-- BEGIN Material --

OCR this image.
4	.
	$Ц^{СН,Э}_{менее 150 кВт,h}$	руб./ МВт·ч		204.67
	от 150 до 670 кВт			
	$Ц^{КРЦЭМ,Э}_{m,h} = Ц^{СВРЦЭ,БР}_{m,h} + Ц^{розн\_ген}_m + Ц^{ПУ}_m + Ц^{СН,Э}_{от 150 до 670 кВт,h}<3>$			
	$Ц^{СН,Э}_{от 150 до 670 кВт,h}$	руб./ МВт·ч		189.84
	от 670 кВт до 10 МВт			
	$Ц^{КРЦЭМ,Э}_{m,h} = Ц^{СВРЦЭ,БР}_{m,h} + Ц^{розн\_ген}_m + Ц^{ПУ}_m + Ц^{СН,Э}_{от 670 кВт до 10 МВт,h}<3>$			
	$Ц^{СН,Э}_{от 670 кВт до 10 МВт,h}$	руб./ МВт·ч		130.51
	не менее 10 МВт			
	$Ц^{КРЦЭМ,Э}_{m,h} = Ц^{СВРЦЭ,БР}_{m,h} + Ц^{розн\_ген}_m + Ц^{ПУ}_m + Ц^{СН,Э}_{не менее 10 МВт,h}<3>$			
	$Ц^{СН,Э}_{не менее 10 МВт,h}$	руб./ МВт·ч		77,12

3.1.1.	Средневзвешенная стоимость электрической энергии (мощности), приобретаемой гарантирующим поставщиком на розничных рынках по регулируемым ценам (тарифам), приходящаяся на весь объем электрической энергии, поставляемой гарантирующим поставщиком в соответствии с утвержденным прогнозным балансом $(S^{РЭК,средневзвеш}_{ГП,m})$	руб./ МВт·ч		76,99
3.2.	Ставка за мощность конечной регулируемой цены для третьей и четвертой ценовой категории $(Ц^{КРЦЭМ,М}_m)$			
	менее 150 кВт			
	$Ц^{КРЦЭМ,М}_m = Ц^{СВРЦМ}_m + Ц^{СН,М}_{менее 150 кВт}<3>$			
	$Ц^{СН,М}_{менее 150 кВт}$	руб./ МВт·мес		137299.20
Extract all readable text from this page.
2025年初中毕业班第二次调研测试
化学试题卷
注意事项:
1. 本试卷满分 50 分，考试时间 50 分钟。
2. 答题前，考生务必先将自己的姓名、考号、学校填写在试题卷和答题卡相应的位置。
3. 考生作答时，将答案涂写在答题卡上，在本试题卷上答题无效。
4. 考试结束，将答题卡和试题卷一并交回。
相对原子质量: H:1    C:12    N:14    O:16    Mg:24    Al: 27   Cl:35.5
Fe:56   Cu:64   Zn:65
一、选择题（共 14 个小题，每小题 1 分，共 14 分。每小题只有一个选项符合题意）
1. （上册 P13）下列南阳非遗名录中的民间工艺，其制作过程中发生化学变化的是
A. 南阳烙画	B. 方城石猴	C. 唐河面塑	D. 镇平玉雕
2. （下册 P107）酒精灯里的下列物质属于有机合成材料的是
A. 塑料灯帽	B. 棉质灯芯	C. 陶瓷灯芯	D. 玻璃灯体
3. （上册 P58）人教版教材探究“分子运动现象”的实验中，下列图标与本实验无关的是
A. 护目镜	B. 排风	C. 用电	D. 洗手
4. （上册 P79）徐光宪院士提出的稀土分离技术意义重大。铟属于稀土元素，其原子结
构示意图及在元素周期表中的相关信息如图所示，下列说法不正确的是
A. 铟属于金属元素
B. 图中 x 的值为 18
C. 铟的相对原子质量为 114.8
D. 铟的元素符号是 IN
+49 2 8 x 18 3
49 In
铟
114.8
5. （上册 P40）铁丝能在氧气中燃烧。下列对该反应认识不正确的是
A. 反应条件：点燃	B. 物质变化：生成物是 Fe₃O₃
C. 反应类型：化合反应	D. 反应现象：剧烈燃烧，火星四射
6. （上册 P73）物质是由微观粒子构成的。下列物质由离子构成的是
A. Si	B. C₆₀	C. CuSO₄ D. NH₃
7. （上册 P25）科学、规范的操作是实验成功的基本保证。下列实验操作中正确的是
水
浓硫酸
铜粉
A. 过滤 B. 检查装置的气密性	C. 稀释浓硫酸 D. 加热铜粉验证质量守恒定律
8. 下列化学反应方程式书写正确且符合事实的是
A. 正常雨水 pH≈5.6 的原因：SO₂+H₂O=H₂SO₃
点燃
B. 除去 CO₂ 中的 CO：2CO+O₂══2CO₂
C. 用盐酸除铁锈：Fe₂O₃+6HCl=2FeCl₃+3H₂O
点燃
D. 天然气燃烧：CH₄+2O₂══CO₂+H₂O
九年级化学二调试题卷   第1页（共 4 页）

-- END Material --

__Problem__.
Faithfully reproduce all of the records, character for character.

__Completed task__.
OCR this image.
4	.
	$Ц^{СН,Э}_{менее 150 кВт,h}$	руб./ МВт·ч		204.67
	от 150 до 670 кВт			
	$Ц^{КРЦЭМ,Э}_{m,h} = Ц^{СВРЦЭ,БР}_{m,h} + Ц^{розн\_ген}_m + Ц^{ПУ}_m + Ц^{СН,Э}_{от 150 до 670 кВт,h}<3>$			
	$Ц^{СН,Э}_{от 150 до 670 кВт,h}$	руб./ МВт·ч		189.84
	от 670 кВт до 10 МВт			
	$Ц^{КРЦЭМ,Э}_{m,h} = Ц^{СВРЦЭ,БР}_{m,h} + Ц^{розн\_ген}_m + Ц^{ПУ}_m + Ц^{СН,Э}_{от 670 кВт до 10 МВт,h}<3>$			
	$Ц^{СН,Э}_{от 670 кВт до 10 МВт,h}$	руб./ МВт·ч		130.51
	не менее 10 МВт			
	$Ц^{КРЦЭМ,Э}_{m,h} = Ц^{СВРЦЭ,БР}_{m,h} + Ц^{розн\_ген}_m + Ц^{ПУ}_m + Ц^{СН,Э}_{не менее 10 МВт,h}<3>$			
	$Ц^{СН,Э}_{не менее 10 МВт,h}$	руб./ МВт·ч		77,12

3.1.1.	Средневзвешенная стоимость электрической энергии (мощности), приобретаемой гарантирующим поставщиком на розничных рынках по регулируемым ценам (тарифам), приходящаяся на весь объем электрической энергии, поставляемой гарантирующим поставщиком в соответствии с утвержденным прогнозным балансом $(S^{РЭК,средневзвеш}_{ГП,m})$	руб./ МВт·ч		76,99
3.2.	Ставка за мощность конечной регулируемой цены для третьей и четвертой ценовой категории $(Ц^{КРЦЭМ,М}_m)$			
	менее 150 кВт			
	$Ц^{КРЦЭМ,М}_m = Ц^{СВРЦМ}_m + Ц^{СН,М}_{менее 150 кВт}<3>$			
	$Ц^{СН,М}_{менее 150 кВт}$	руб./ МВт·мес		137299.20
Extract all readable text from this page.
2025年初中毕业班第二次调研测试
化学试题卷
注意事项:
1. 本试卷满分 50 分，考试时间 50 分钟。
2. 答题前，考生务必先将自己的姓名、考号、学校填写在试题卷和答题卡相应的位置。
3. 考生作答时，将答案涂写在答题卡上，在本试题卷上答题无效。
4. 考试结束，将答题卡和试题卷一并交回。
相对原子质量: H:1    C:12    N:14    O:16    Mg:24    Al: 27   Cl:35.5
Fe:56   Cu:64   Zn:65
一、选择题（共 14 个小题，每小题 1 分，共 14 分。每小题只有一个选项符合题意）
1. （上册 P13）下列南阳非遗名录中的民间工艺，其制作过程中发生化学变化的是
A. 南阳烙画	B. 方城石猴	C. 唐河面塑	D. 镇平玉雕
2. （下册 P107）酒精灯里的下列物质属于有机合成材料的是
A. 塑料灯帽	B. 棉质灯芯	C. 陶瓷灯芯	D. 玻璃灯体
3. （上册 P58）人教版教材探究“分子运动现象”的实验中，下列图标与本实验无关的是
A. 护目镜	B. 排风	C. 用电	D. 洗手
4. （上册 P79）徐光宪院士提出的稀土分离技术意义重大。铟属于稀土元素，其原子结
构示意图及在元素周期表中的相关信息如图所示，下列说法不正确的是
A. 铟属于金属元素
B. 图中 x 的值为 18
C. 铟的相对原子质量为 114.8
D. 铟的元素符号是 IN
+49 2 8 x 18 3
49 In
铟
114.8
5. （上册 P40）铁丝能在氧气中燃烧。下列对该反应认识不正确的是
A. 反应条件：点燃	B. 物质变化：生成物是 Fe₃O₃
C. 反应类型：化合反应	D. 反应现象：剧烈燃烧，火星四射
6. （上册 P73）物质是由微观粒子构成的。下列物质由离子构成的是
A. Si	B. C₆₀	C. CuSO₄ D. NH₃
7. （上册 P25）科学、规范的操作是实验成功的基本保证。下列实验操作中正确的是
水
浓硫酸
铜粉
A. 过滤 B. 检查装置的气密性	C. 稀释浓硫酸 D. 加热铜粉验证质量守恒定律
8. 下列化学反应方程式书写正确且符合事实的是
A. 正常雨水 pH≈5.6 的原因：SO₂+H₂O=H₂SO₃
点燃
B. 除去 CO₂ 中的 CO：2CO+O₂══2CO₂
C. 用盐酸除铁锈：Fe₂O₃+6HCl=2FeCl₃+3H₂O
点燃
D. 天然气燃烧：CH₄+2O₂══CO₂+H₂O
九年级化学二调试题卷   第1页（共 4 页）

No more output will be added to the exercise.